- Work instructions: Exclude the pictures and retype the entries as written.

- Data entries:
· · · ·
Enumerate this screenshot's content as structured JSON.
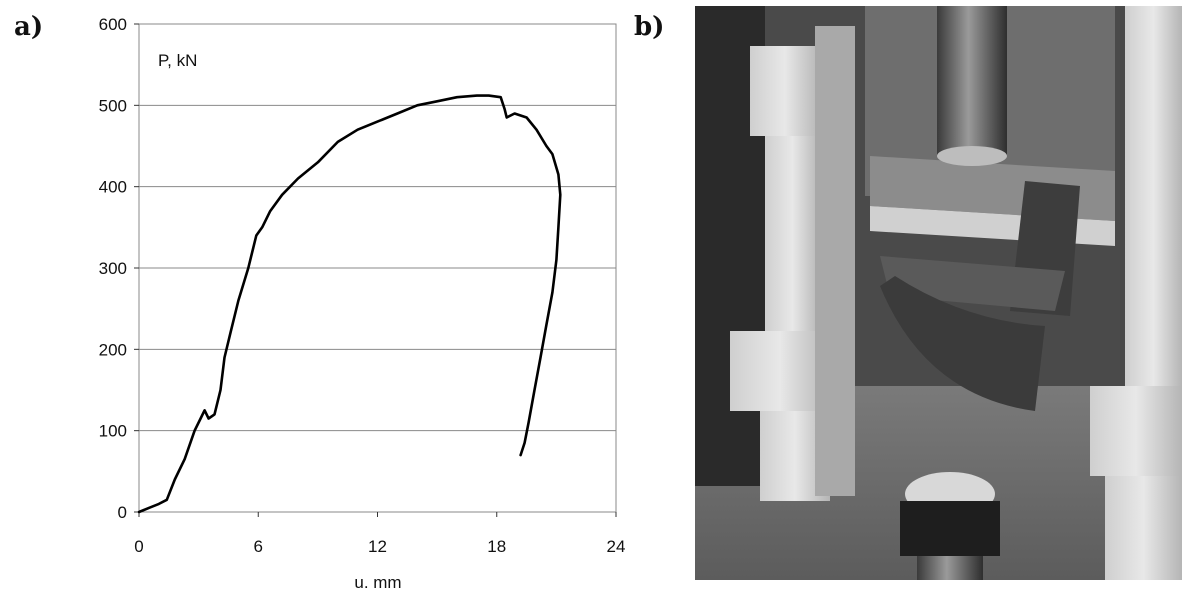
{
  "panels": {
    "a": "a)",
    "b": "b)"
  },
  "chart_data": {
    "type": "line",
    "title": "",
    "ylabel": "P, kN",
    "xlabel": "u. mm",
    "xlim": [
      0,
      24
    ],
    "ylim": [
      0,
      600
    ],
    "xticks": [
      0,
      6,
      12,
      18,
      24
    ],
    "yticks": [
      0,
      100,
      200,
      300,
      400,
      500,
      600
    ],
    "grid": "horizontal",
    "series": [
      {
        "line_color": "#000000",
        "x": [
          0.0,
          0.5,
          1.0,
          1.4,
          1.8,
          2.3,
          2.8,
          3.1,
          3.3,
          3.5,
          3.8,
          3.9,
          4.1,
          4.3,
          4.6,
          5.0,
          5.5,
          5.9,
          6.2,
          6.6,
          7.2,
          8.0,
          9.0,
          10.0,
          11.0,
          12.0,
          13.0,
          14.0,
          15.0,
          16.0,
          17.0,
          17.6,
          18.2,
          18.4,
          18.5,
          18.9,
          19.5,
          20.0,
          20.5,
          20.8,
          21.1,
          21.2,
          21.1,
          21.0,
          20.8,
          20.5,
          20.2,
          19.9,
          19.6,
          19.4,
          19.2
        ],
        "y": [
          0,
          5,
          10,
          15,
          40,
          65,
          100,
          115,
          125,
          115,
          120,
          130,
          150,
          190,
          220,
          260,
          300,
          340,
          350,
          370,
          390,
          410,
          430,
          455,
          470,
          480,
          490,
          500,
          505,
          510,
          512,
          512,
          510,
          495,
          485,
          490,
          485,
          470,
          450,
          440,
          415,
          390,
          350,
          310,
          270,
          230,
          190,
          150,
          110,
          85,
          70
        ]
      }
    ]
  },
  "photo": {
    "description_icon": "photo-icon"
  }
}
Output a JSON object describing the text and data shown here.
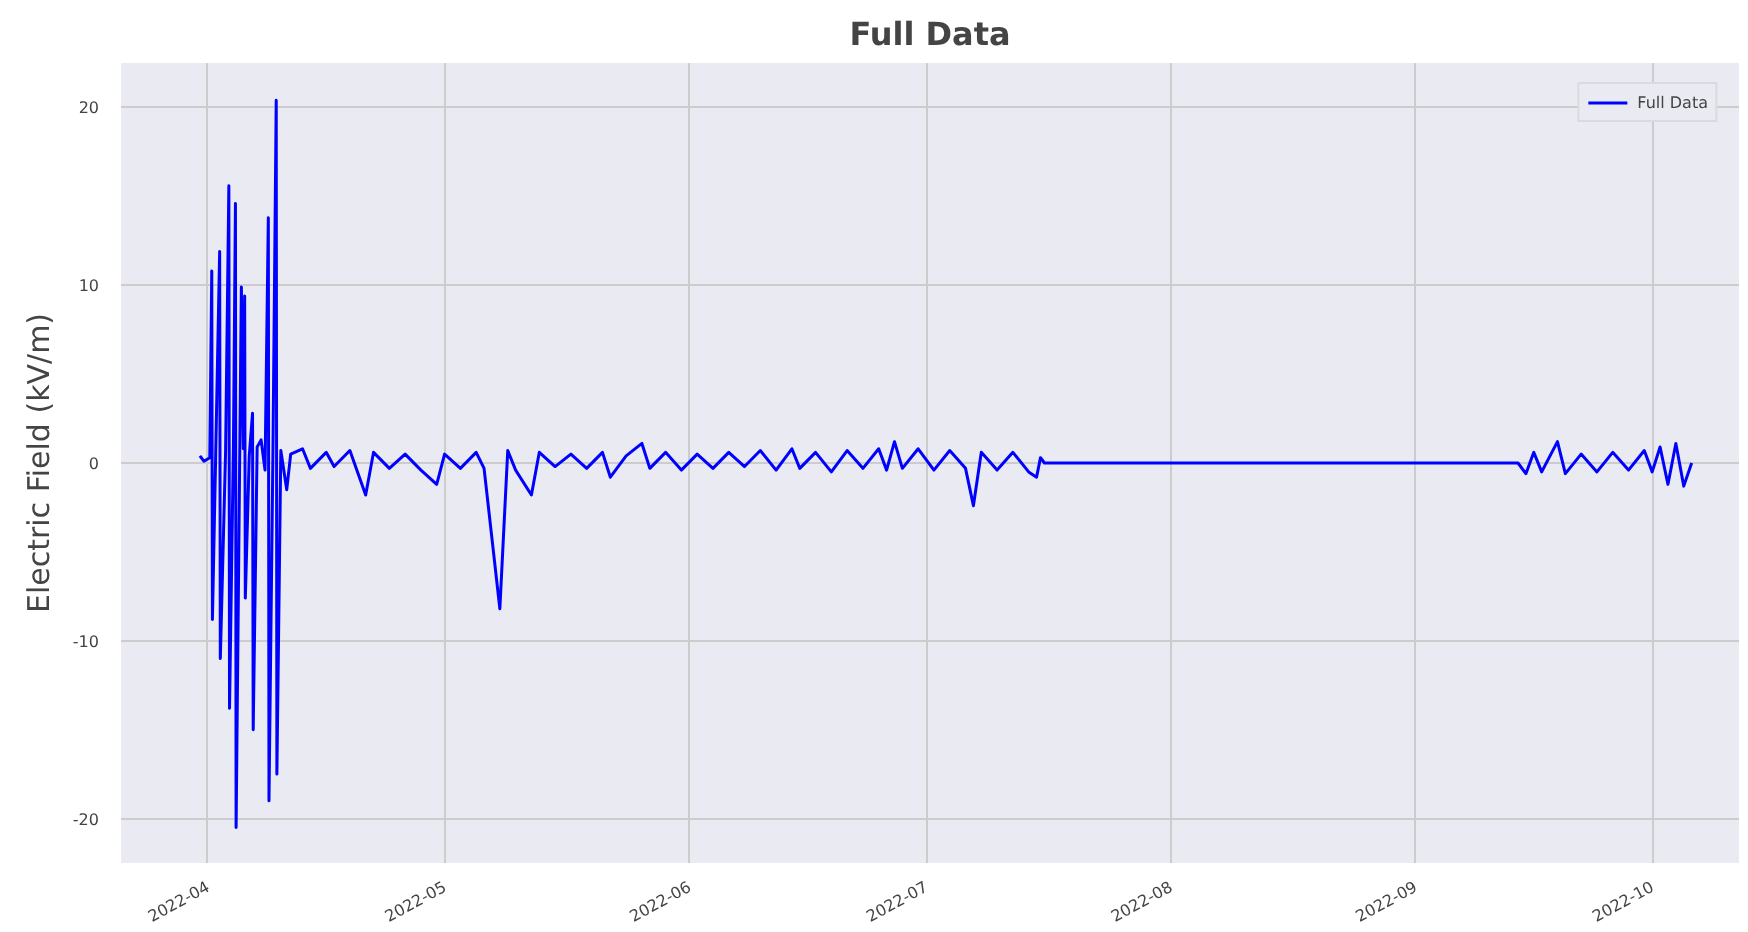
· · · ·
- Task result:
Enumerate this screenshot's content as structured JSON.
{
  "panels": {
    "a": "a)",
    "b": "b)"
  },
  "chart_data": {
    "type": "line",
    "title": "",
    "ylabel": "P, kN",
    "xlabel": "u. mm",
    "xlim": [
      0,
      24
    ],
    "ylim": [
      0,
      600
    ],
    "xticks": [
      0,
      6,
      12,
      18,
      24
    ],
    "yticks": [
      0,
      100,
      200,
      300,
      400,
      500,
      600
    ],
    "grid": "horizontal",
    "series": [
      {
        "line_color": "#000000",
        "x": [
          0.0,
          0.5,
          1.0,
          1.4,
          1.8,
          2.3,
          2.8,
          3.1,
          3.3,
          3.5,
          3.8,
          3.9,
          4.1,
          4.3,
          4.6,
          5.0,
          5.5,
          5.9,
          6.2,
          6.6,
          7.2,
          8.0,
          9.0,
          10.0,
          11.0,
          12.0,
          13.0,
          14.0,
          15.0,
          16.0,
          17.0,
          17.6,
          18.2,
          18.4,
          18.5,
          18.9,
          19.5,
          20.0,
          20.5,
          20.8,
          21.1,
          21.2,
          21.1,
          21.0,
          20.8,
          20.5,
          20.2,
          19.9,
          19.6,
          19.4,
          19.2
        ],
        "y": [
          0,
          5,
          10,
          15,
          40,
          65,
          100,
          115,
          125,
          115,
          120,
          130,
          150,
          190,
          220,
          260,
          300,
          340,
          350,
          370,
          390,
          410,
          430,
          455,
          470,
          480,
          490,
          500,
          505,
          510,
          512,
          512,
          510,
          495,
          485,
          490,
          485,
          470,
          450,
          440,
          415,
          390,
          350,
          310,
          270,
          230,
          190,
          150,
          110,
          85,
          70
        ]
      }
    ]
  },
  "photo": {
    "description_icon": "photo-icon"
  }
}
Output a JSON object describing the text and data shown here.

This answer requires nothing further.